[Exercise input start]

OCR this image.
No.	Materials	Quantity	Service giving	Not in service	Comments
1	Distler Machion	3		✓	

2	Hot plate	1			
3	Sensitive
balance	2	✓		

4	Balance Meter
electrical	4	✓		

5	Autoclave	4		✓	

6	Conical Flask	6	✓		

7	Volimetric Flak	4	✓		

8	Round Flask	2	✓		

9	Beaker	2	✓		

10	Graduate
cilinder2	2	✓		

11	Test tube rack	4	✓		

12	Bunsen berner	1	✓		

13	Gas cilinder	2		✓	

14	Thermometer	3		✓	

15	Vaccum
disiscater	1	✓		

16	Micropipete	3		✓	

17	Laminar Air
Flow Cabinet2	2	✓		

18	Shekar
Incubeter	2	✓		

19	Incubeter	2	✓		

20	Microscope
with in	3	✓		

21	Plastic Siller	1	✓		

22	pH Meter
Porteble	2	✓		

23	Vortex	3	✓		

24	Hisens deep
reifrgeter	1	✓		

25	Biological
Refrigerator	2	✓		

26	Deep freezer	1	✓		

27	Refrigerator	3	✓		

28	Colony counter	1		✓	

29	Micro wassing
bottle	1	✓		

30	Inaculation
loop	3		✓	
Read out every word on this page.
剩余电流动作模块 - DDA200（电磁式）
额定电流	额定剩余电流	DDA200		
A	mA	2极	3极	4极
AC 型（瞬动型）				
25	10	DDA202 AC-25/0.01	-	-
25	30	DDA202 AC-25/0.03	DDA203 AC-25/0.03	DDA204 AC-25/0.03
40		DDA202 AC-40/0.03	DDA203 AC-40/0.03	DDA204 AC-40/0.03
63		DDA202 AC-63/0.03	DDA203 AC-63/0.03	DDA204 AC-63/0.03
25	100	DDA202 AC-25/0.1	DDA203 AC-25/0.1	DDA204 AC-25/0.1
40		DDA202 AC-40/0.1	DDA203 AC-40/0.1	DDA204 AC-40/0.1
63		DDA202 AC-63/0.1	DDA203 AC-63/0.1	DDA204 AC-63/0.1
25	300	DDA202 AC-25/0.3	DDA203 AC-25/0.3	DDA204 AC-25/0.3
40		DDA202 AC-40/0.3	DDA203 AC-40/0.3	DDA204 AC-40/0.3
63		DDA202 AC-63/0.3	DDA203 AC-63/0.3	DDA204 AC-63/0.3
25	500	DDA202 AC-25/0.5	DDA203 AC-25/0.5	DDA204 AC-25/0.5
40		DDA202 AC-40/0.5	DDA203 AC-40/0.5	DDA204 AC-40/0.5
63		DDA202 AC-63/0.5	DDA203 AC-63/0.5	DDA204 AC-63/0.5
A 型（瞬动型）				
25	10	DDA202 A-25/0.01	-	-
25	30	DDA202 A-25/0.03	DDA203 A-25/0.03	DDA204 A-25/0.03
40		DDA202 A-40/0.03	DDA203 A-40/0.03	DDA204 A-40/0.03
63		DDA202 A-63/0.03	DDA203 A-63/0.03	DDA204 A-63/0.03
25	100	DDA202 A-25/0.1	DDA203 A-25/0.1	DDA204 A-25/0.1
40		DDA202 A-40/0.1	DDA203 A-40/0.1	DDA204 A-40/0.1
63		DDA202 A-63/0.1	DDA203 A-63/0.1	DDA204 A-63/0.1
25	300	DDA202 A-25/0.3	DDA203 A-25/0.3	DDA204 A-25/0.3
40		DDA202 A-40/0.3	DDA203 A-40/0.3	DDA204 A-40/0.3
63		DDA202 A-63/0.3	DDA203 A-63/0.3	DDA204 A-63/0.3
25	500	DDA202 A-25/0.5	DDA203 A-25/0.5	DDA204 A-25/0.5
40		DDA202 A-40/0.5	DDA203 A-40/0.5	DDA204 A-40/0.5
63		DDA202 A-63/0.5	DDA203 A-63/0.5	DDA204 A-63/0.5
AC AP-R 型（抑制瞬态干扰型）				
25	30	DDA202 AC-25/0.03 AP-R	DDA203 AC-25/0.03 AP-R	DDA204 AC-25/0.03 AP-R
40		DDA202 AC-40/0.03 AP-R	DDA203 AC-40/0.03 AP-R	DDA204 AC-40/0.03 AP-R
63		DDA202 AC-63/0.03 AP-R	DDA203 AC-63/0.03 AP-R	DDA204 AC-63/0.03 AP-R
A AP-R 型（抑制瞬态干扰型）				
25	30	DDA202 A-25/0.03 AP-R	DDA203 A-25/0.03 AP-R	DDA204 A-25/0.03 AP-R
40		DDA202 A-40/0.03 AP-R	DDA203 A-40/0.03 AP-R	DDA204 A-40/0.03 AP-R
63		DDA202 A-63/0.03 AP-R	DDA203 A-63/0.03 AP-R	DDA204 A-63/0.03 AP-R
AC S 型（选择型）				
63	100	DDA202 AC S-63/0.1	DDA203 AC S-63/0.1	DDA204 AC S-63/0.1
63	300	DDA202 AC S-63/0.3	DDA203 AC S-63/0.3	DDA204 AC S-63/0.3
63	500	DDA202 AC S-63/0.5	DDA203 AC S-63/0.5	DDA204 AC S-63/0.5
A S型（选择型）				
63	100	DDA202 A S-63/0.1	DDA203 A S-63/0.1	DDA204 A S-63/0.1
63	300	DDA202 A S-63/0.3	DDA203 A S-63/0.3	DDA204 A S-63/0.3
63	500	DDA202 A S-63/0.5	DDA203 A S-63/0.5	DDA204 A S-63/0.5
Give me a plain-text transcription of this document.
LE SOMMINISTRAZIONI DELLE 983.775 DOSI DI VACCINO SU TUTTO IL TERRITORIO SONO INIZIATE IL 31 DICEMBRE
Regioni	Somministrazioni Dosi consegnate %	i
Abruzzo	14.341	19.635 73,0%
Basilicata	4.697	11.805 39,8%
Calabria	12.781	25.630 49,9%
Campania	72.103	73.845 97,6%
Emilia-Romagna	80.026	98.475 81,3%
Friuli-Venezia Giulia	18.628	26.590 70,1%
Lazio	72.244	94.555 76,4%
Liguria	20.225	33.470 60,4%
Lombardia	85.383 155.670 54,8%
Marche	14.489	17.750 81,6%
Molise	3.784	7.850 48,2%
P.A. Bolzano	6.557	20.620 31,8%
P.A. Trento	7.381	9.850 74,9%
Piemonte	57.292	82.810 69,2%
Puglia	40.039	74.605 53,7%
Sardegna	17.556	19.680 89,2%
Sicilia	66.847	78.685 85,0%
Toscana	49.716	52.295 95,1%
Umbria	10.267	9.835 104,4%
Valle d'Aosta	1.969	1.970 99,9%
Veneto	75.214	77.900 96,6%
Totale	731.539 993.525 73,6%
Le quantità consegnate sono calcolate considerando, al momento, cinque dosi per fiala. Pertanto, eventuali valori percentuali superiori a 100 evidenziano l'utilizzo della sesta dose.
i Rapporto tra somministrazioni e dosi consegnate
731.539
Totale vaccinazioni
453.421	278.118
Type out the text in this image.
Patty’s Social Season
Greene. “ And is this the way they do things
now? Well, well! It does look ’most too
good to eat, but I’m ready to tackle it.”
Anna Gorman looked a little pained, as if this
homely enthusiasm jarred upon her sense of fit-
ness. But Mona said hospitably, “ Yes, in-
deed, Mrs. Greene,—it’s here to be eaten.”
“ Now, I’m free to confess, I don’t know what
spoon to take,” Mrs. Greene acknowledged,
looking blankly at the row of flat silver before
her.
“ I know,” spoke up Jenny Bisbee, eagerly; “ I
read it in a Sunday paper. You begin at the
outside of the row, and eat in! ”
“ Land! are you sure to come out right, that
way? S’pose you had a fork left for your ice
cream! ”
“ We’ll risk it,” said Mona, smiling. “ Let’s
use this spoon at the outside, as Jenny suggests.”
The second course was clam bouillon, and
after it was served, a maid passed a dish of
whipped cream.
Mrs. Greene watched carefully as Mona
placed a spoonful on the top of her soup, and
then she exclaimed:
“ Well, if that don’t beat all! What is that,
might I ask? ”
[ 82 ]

[Exercise input end]

What to produce: In the records above, find each line with the word "Jenny" and copy it.

Answer to the problem:
“ I know,” spoke up Jenny Bisbee, eagerly; “ I
use this spoon at the outside, as Jenny suggests.”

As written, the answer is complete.